#### Materials provided ####

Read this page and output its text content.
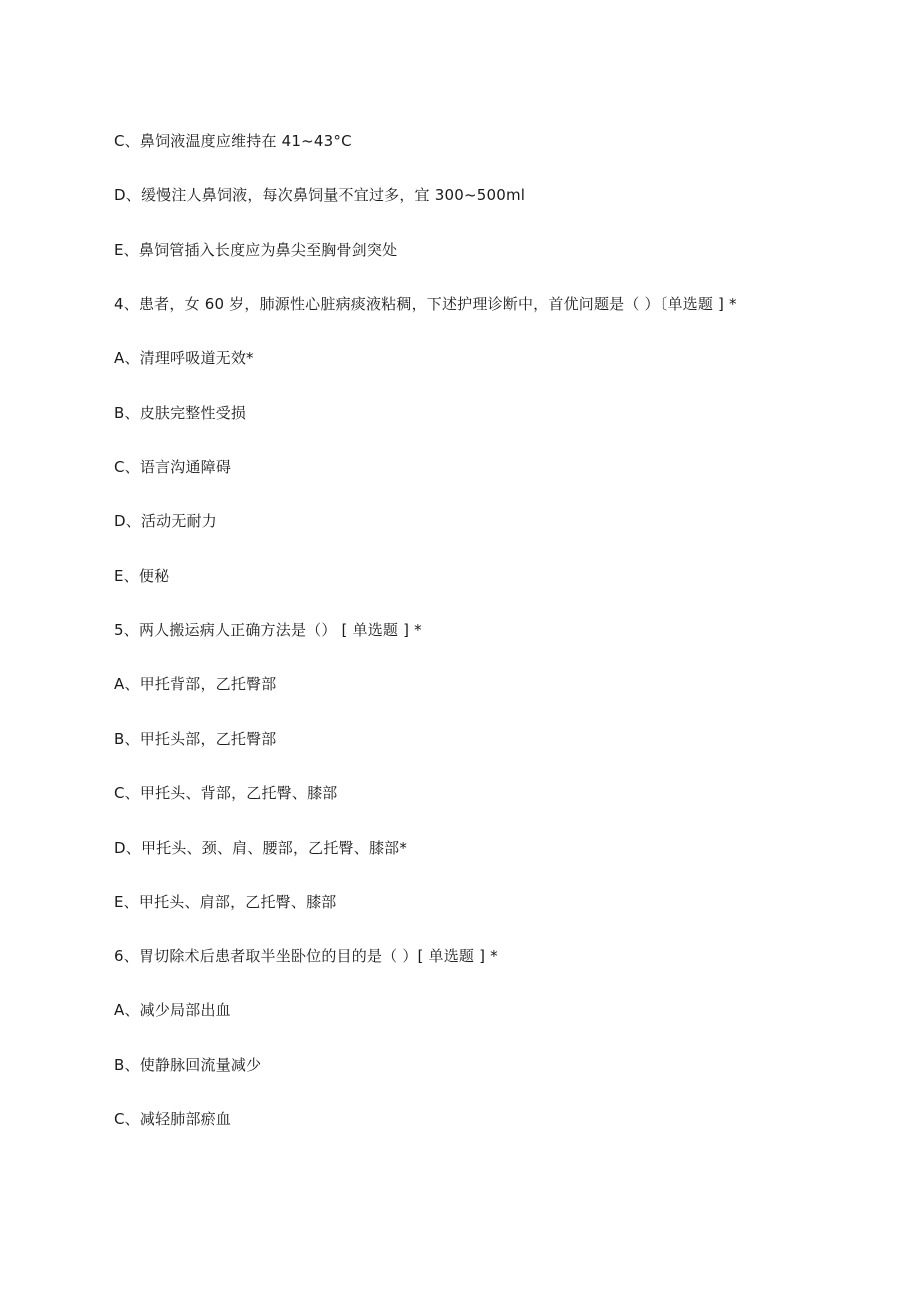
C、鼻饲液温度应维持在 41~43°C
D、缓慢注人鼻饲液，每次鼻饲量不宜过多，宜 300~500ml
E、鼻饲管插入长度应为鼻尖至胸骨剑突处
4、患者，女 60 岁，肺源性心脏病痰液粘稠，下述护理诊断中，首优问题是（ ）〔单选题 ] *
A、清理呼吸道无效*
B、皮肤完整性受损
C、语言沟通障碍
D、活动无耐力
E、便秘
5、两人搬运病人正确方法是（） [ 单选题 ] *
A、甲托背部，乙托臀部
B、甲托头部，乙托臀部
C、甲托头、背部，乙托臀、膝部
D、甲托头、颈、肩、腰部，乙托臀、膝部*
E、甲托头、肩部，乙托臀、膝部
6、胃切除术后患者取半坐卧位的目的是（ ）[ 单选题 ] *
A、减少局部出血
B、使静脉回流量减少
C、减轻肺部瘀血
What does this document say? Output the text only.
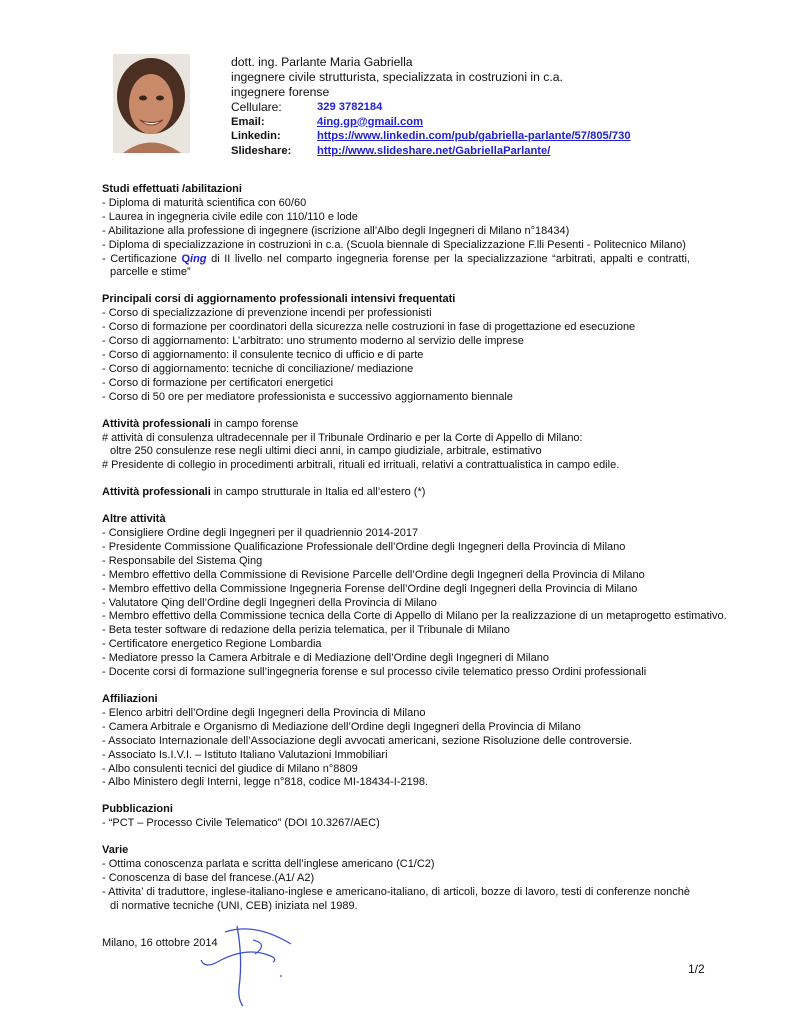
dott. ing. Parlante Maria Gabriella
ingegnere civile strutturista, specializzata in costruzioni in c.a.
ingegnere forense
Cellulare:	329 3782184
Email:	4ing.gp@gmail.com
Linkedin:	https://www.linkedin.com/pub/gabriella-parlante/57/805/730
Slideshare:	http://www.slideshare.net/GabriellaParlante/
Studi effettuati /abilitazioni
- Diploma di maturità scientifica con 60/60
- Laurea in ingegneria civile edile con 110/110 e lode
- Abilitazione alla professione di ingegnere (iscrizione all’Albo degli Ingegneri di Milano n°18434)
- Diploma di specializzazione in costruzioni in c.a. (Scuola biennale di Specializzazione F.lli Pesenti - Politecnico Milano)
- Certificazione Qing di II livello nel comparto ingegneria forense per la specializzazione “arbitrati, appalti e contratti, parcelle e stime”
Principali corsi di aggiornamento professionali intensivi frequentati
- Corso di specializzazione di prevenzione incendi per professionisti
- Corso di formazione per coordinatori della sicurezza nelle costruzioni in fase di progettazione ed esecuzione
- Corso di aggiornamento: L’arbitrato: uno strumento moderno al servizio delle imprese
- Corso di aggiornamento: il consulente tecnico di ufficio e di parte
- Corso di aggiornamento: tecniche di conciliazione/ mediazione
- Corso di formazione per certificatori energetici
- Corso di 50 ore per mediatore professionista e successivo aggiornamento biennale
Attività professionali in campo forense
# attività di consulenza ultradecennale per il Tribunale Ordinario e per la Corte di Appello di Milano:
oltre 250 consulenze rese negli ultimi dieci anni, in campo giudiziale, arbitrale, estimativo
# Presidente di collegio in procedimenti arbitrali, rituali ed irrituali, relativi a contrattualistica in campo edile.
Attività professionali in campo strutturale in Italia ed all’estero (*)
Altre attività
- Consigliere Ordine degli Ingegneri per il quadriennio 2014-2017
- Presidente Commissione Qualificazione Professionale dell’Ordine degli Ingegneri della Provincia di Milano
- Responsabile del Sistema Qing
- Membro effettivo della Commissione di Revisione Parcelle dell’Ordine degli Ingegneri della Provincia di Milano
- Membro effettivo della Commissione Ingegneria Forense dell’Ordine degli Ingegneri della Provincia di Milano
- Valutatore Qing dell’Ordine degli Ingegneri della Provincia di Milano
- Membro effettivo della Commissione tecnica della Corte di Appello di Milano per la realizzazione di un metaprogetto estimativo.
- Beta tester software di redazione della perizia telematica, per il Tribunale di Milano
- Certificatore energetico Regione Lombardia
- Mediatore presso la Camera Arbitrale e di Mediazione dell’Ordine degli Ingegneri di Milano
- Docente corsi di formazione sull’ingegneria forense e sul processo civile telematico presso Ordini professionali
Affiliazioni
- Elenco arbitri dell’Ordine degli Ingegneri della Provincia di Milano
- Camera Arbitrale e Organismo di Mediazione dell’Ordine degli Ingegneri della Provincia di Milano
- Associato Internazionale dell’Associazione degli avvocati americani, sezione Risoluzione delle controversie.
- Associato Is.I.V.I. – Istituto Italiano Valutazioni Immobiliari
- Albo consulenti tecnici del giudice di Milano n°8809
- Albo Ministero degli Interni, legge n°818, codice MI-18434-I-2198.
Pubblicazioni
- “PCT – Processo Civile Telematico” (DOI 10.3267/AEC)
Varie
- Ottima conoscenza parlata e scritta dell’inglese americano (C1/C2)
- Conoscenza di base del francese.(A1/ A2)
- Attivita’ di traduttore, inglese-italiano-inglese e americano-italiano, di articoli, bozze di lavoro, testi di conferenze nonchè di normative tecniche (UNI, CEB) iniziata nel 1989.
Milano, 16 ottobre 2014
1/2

####

Transcribe the listing in full. Omit the pictures and keep every line exact.

Read this page and output its text content.
C、鼻饲液温度应维持在 41~43°C
D、缓慢注人鼻饲液，每次鼻饲量不宜过多，宜 300~500ml
E、鼻饲管插入长度应为鼻尖至胸骨剑突处
4、患者，女 60 岁，肺源性心脏病痰液粘稠，下述护理诊断中，首优问题是（ ）〔单选题 ] *
A、清理呼吸道无效*
B、皮肤完整性受损
C、语言沟通障碍
D、活动无耐力
E、便秘
5、两人搬运病人正确方法是（） [ 单选题 ] *
A、甲托背部，乙托臀部
B、甲托头部，乙托臀部
C、甲托头、背部，乙托臀、膝部
D、甲托头、颈、肩、腰部，乙托臀、膝部*
E、甲托头、肩部，乙托臀、膝部
6、胃切除术后患者取半坐卧位的目的是（ ）[ 单选题 ] *
A、减少局部出血
B、使静脉回流量减少
C、减轻肺部瘀血
What does this document say? Output the text only.
dott. ing. Parlante Maria Gabriella
ingegnere civile strutturista, specializzata in costruzioni in c.a.
ingegnere forense
Cellulare:	329 3782184
Email:	4ing.gp@gmail.com
Linkedin:	https://www.linkedin.com/pub/gabriella-parlante/57/805/730
Slideshare:	http://www.slideshare.net/GabriellaParlante/
Studi effettuati /abilitazioni
- Diploma di maturità scientifica con 60/60
- Laurea in ingegneria civile edile con 110/110 e lode
- Abilitazione alla professione di ingegnere (iscrizione all’Albo degli Ingegneri di Milano n°18434)
- Diploma di specializzazione in costruzioni in c.a. (Scuola biennale di Specializzazione F.lli Pesenti - Politecnico Milano)
- Certificazione Qing di II livello nel comparto ingegneria forense per la specializzazione “arbitrati, appalti e contratti, parcelle e stime”
Principali corsi di aggiornamento professionali intensivi frequentati
- Corso di specializzazione di prevenzione incendi per professionisti
- Corso di formazione per coordinatori della sicurezza nelle costruzioni in fase di progettazione ed esecuzione
- Corso di aggiornamento: L’arbitrato: uno strumento moderno al servizio delle imprese
- Corso di aggiornamento: il consulente tecnico di ufficio e di parte
- Corso di aggiornamento: tecniche di conciliazione/ mediazione
- Corso di formazione per certificatori energetici
- Corso di 50 ore per mediatore professionista e successivo aggiornamento biennale
Attività professionali in campo forense
# attività di consulenza ultradecennale per il Tribunale Ordinario e per la Corte di Appello di Milano:
oltre 250 consulenze rese negli ultimi dieci anni, in campo giudiziale, arbitrale, estimativo
# Presidente di collegio in procedimenti arbitrali, rituali ed irrituali, relativi a contrattualistica in campo edile.
Attività professionali in campo strutturale in Italia ed all’estero (*)
Altre attività
- Consigliere Ordine degli Ingegneri per il quadriennio 2014-2017
- Presidente Commissione Qualificazione Professionale dell’Ordine degli Ingegneri della Provincia di Milano
- Responsabile del Sistema Qing
- Membro effettivo della Commissione di Revisione Parcelle dell’Ordine degli Ingegneri della Provincia di Milano
- Membro effettivo della Commissione Ingegneria Forense dell’Ordine degli Ingegneri della Provincia di Milano
- Valutatore Qing dell’Ordine degli Ingegneri della Provincia di Milano
- Membro effettivo della Commissione tecnica della Corte di Appello di Milano per la realizzazione di un metaprogetto estimativo.
- Beta tester software di redazione della perizia telematica, per il Tribunale di Milano
- Certificatore energetico Regione Lombardia
- Mediatore presso la Camera Arbitrale e di Mediazione dell’Ordine degli Ingegneri di Milano
- Docente corsi di formazione sull’ingegneria forense e sul processo civile telematico presso Ordini professionali
Affiliazioni
- Elenco arbitri dell’Ordine degli Ingegneri della Provincia di Milano
- Camera Arbitrale e Organismo di Mediazione dell’Ordine degli Ingegneri della Provincia di Milano
- Associato Internazionale dell’Associazione degli avvocati americani, sezione Risoluzione delle controversie.
- Associato Is.I.V.I. – Istituto Italiano Valutazioni Immobiliari
- Albo consulenti tecnici del giudice di Milano n°8809
- Albo Ministero degli Interni, legge n°818, codice MI-18434-I-2198.
Pubblicazioni
- “PCT – Processo Civile Telematico” (DOI 10.3267/AEC)
Varie
- Ottima conoscenza parlata e scritta dell’inglese americano (C1/C2)
- Conoscenza di base del francese.(A1/ A2)
- Attivita’ di traduttore, inglese-italiano-inglese e americano-italiano, di articoli, bozze di lavoro, testi di conferenze nonchè di normative tecniche (UNI, CEB) iniziata nel 1989.
Milano, 16 ottobre 2014
1/2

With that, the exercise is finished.